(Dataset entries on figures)
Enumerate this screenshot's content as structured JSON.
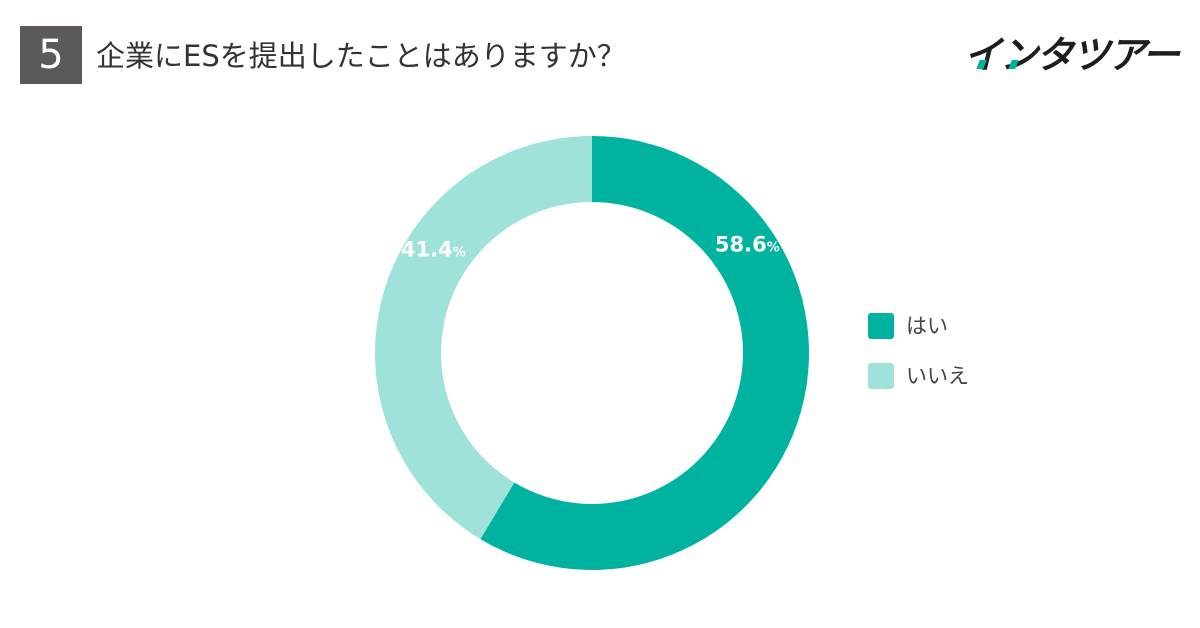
{
  "header": {
    "number": "5",
    "title": "企業にESを提出したことはありますか？"
  },
  "logo": {
    "text": "インタツアー"
  },
  "colors": {
    "hai": "#00b3a0",
    "iie": "#9ee2d9",
    "badge": "#5d5959"
  },
  "chart_data": {
    "type": "pie",
    "donut": true,
    "title": "企業にESを提出したことはありますか？",
    "legend_position": "right",
    "unit": "%",
    "slices": [
      {
        "label": "はい",
        "value": 58.6,
        "value_text": "58.6",
        "color": "#00b3a0"
      },
      {
        "label": "いいえ",
        "value": 41.4,
        "value_text": "41.4",
        "color": "#9ee2d9"
      }
    ]
  }
}
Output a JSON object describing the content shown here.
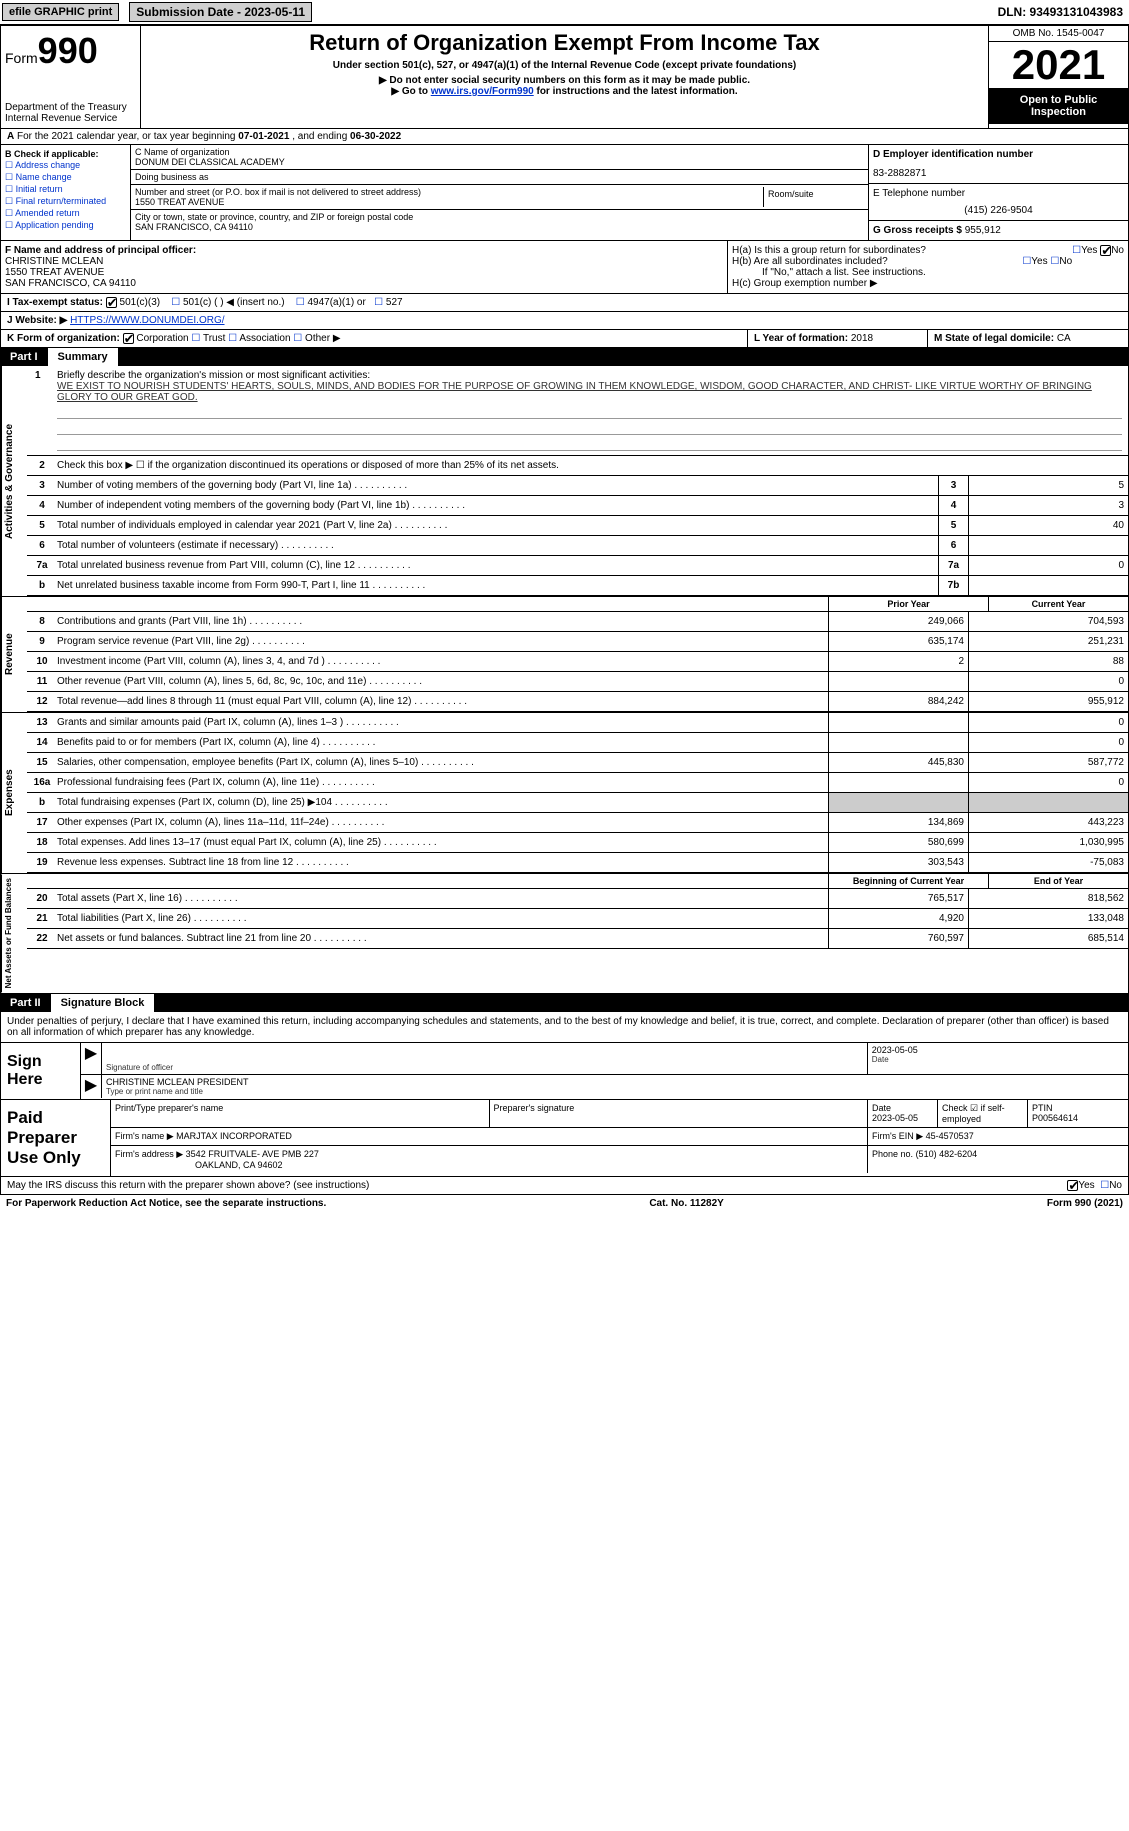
{
  "topbar": {
    "efile": "efile GRAPHIC print",
    "submission": "Submission Date - 2023-05-11",
    "dln": "DLN: 93493131043983"
  },
  "header": {
    "form_word": "Form",
    "form_num": "990",
    "dept": "Department of the Treasury Internal Revenue Service",
    "title": "Return of Organization Exempt From Income Tax",
    "sub1": "Under section 501(c), 527, or 4947(a)(1) of the Internal Revenue Code (except private foundations)",
    "sub2": "▶ Do not enter social security numbers on this form as it may be made public.",
    "sub3_pre": "▶ Go to ",
    "sub3_link": "www.irs.gov/Form990",
    "sub3_post": " for instructions and the latest information.",
    "omb": "OMB No. 1545-0047",
    "year": "2021",
    "inspect": "Open to Public Inspection"
  },
  "row_a": {
    "label_a": "A",
    "text": " For the 2021 calendar year, or tax year beginning ",
    "begin": "07-01-2021",
    "mid": " , and ending ",
    "end": "06-30-2022"
  },
  "col_b": {
    "label": "B Check if applicable:",
    "opts": [
      "Address change",
      "Name change",
      "Initial return",
      "Final return/terminated",
      "Amended return",
      "Application pending"
    ]
  },
  "col_c": {
    "name_lbl": "C Name of organization",
    "name": "DONUM DEI CLASSICAL ACADEMY",
    "dba_lbl": "Doing business as",
    "dba": "",
    "street_lbl": "Number and street (or P.O. box if mail is not delivered to street address)",
    "street": "1550 TREAT AVENUE",
    "room_lbl": "Room/suite",
    "city_lbl": "City or town, state or province, country, and ZIP or foreign postal code",
    "city": "SAN FRANCISCO, CA  94110"
  },
  "col_d": {
    "ein_lbl": "D Employer identification number",
    "ein": "83-2882871",
    "phone_lbl": "E Telephone number",
    "phone": "(415) 226-9504",
    "gross_lbl": "G Gross receipts $",
    "gross": "955,912"
  },
  "row_f": {
    "lbl": "F Name and address of principal officer:",
    "name": "CHRISTINE MCLEAN",
    "addr1": "1550 TREAT AVENUE",
    "addr2": "SAN FRANCISCO, CA  94110"
  },
  "row_h": {
    "ha": "H(a)  Is this a group return for subordinates?",
    "hb": "H(b)  Are all subordinates included?",
    "hb_note": "If \"No,\" attach a list. See instructions.",
    "hc": "H(c)  Group exemption number ▶"
  },
  "row_i": {
    "lbl": "I   Tax-exempt status:",
    "o1": "501(c)(3)",
    "o2": "501(c) (  ) ◀ (insert no.)",
    "o3": "4947(a)(1) or",
    "o4": "527"
  },
  "row_j": {
    "lbl": "J   Website: ▶ ",
    "url": "HTTPS://WWW.DONUMDEI.ORG/"
  },
  "row_k": {
    "lbl": "K Form of organization:",
    "o1": "Corporation",
    "o2": "Trust",
    "o3": "Association",
    "o4": "Other ▶"
  },
  "row_l": {
    "lbl": "L Year of formation: ",
    "val": "2018"
  },
  "row_m": {
    "lbl": "M State of legal domicile: ",
    "val": "CA"
  },
  "part1": {
    "num": "Part I",
    "title": "Summary"
  },
  "mission": {
    "num": "1",
    "lbl": "Briefly describe the organization's mission or most significant activities:",
    "txt": "WE EXIST TO NOURISH STUDENTS' HEARTS, SOULS, MINDS, AND BODIES FOR THE PURPOSE OF GROWING IN THEM KNOWLEDGE, WISDOM, GOOD CHARACTER, AND CHRIST- LIKE VIRTUE WORTHY OF BRINGING GLORY TO OUR GREAT GOD."
  },
  "gov_lines": [
    {
      "n": "2",
      "d": "Check this box ▶ ☐ if the organization discontinued its operations or disposed of more than 25% of its net assets.",
      "box": "",
      "v": ""
    },
    {
      "n": "3",
      "d": "Number of voting members of the governing body (Part VI, line 1a)",
      "box": "3",
      "v": "5"
    },
    {
      "n": "4",
      "d": "Number of independent voting members of the governing body (Part VI, line 1b)",
      "box": "4",
      "v": "3"
    },
    {
      "n": "5",
      "d": "Total number of individuals employed in calendar year 2021 (Part V, line 2a)",
      "box": "5",
      "v": "40"
    },
    {
      "n": "6",
      "d": "Total number of volunteers (estimate if necessary)",
      "box": "6",
      "v": ""
    },
    {
      "n": "7a",
      "d": "Total unrelated business revenue from Part VIII, column (C), line 12",
      "box": "7a",
      "v": "0"
    },
    {
      "n": "b",
      "d": "Net unrelated business taxable income from Form 990-T, Part I, line 11",
      "box": "7b",
      "v": ""
    }
  ],
  "rev_hdr": {
    "c1": "Prior Year",
    "c2": "Current Year"
  },
  "rev_lines": [
    {
      "n": "8",
      "d": "Contributions and grants (Part VIII, line 1h)",
      "v1": "249,066",
      "v2": "704,593"
    },
    {
      "n": "9",
      "d": "Program service revenue (Part VIII, line 2g)",
      "v1": "635,174",
      "v2": "251,231"
    },
    {
      "n": "10",
      "d": "Investment income (Part VIII, column (A), lines 3, 4, and 7d )",
      "v1": "2",
      "v2": "88"
    },
    {
      "n": "11",
      "d": "Other revenue (Part VIII, column (A), lines 5, 6d, 8c, 9c, 10c, and 11e)",
      "v1": "",
      "v2": "0"
    },
    {
      "n": "12",
      "d": "Total revenue—add lines 8 through 11 (must equal Part VIII, column (A), line 12)",
      "v1": "884,242",
      "v2": "955,912"
    }
  ],
  "exp_lines": [
    {
      "n": "13",
      "d": "Grants and similar amounts paid (Part IX, column (A), lines 1–3 )",
      "v1": "",
      "v2": "0"
    },
    {
      "n": "14",
      "d": "Benefits paid to or for members (Part IX, column (A), line 4)",
      "v1": "",
      "v2": "0"
    },
    {
      "n": "15",
      "d": "Salaries, other compensation, employee benefits (Part IX, column (A), lines 5–10)",
      "v1": "445,830",
      "v2": "587,772"
    },
    {
      "n": "16a",
      "d": "Professional fundraising fees (Part IX, column (A), line 11e)",
      "v1": "",
      "v2": "0"
    },
    {
      "n": "b",
      "d": "Total fundraising expenses (Part IX, column (D), line 25) ▶104",
      "v1": "shade",
      "v2": "shade"
    },
    {
      "n": "17",
      "d": "Other expenses (Part IX, column (A), lines 11a–11d, 11f–24e)",
      "v1": "134,869",
      "v2": "443,223"
    },
    {
      "n": "18",
      "d": "Total expenses. Add lines 13–17 (must equal Part IX, column (A), line 25)",
      "v1": "580,699",
      "v2": "1,030,995"
    },
    {
      "n": "19",
      "d": "Revenue less expenses. Subtract line 18 from line 12",
      "v1": "303,543",
      "v2": "-75,083"
    }
  ],
  "net_hdr": {
    "c1": "Beginning of Current Year",
    "c2": "End of Year"
  },
  "net_lines": [
    {
      "n": "20",
      "d": "Total assets (Part X, line 16)",
      "v1": "765,517",
      "v2": "818,562"
    },
    {
      "n": "21",
      "d": "Total liabilities (Part X, line 26)",
      "v1": "4,920",
      "v2": "133,048"
    },
    {
      "n": "22",
      "d": "Net assets or fund balances. Subtract line 21 from line 20",
      "v1": "760,597",
      "v2": "685,514"
    }
  ],
  "vtabs": {
    "gov": "Activities & Governance",
    "rev": "Revenue",
    "exp": "Expenses",
    "net": "Net Assets or Fund Balances"
  },
  "part2": {
    "num": "Part II",
    "title": "Signature Block"
  },
  "sig_intro": "Under penalties of perjury, I declare that I have examined this return, including accompanying schedules and statements, and to the best of my knowledge and belief, it is true, correct, and complete. Declaration of preparer (other than officer) is based on all information of which preparer has any knowledge.",
  "sign": {
    "lbl": "Sign Here",
    "sig_lbl": "Signature of officer",
    "date": "2023-05-05",
    "date_lbl": "Date",
    "name": "CHRISTINE MCLEAN  PRESIDENT",
    "name_lbl": "Type or print name and title"
  },
  "prep": {
    "lbl": "Paid Preparer Use Only",
    "r1": {
      "c1_lbl": "Print/Type preparer's name",
      "c1": "",
      "c2_lbl": "Preparer's signature",
      "c2": "",
      "c3_lbl": "Date",
      "c3": "2023-05-05",
      "c4_lbl": "Check ☑ if self-employed",
      "c5_lbl": "PTIN",
      "c5": "P00564614"
    },
    "r2": {
      "lbl": "Firm's name    ▶",
      "val": "MARJTAX INCORPORATED",
      "ein_lbl": "Firm's EIN ▶",
      "ein": "45-4570537"
    },
    "r3": {
      "lbl": "Firm's address ▶",
      "val": "3542 FRUITVALE- AVE PMB 227",
      "val2": "OAKLAND, CA  94602",
      "ph_lbl": "Phone no.",
      "ph": "(510) 482-6204"
    }
  },
  "footer_q": "May the IRS discuss this return with the preparer shown above? (see instructions)",
  "footer": {
    "l": "For Paperwork Reduction Act Notice, see the separate instructions.",
    "c": "Cat. No. 11282Y",
    "r": "Form 990 (2021)"
  }
}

§ Written problem
Gather each line of the listing that holds the string "must".

§ Reply to the exercise
      "d": "Total revenue—add lines 8 through 11 (must equal Part VIII, column (A), line 12)",
      "d": "Total expenses. Add lines 13–17 (must equal Part IX, column (A), line 25)",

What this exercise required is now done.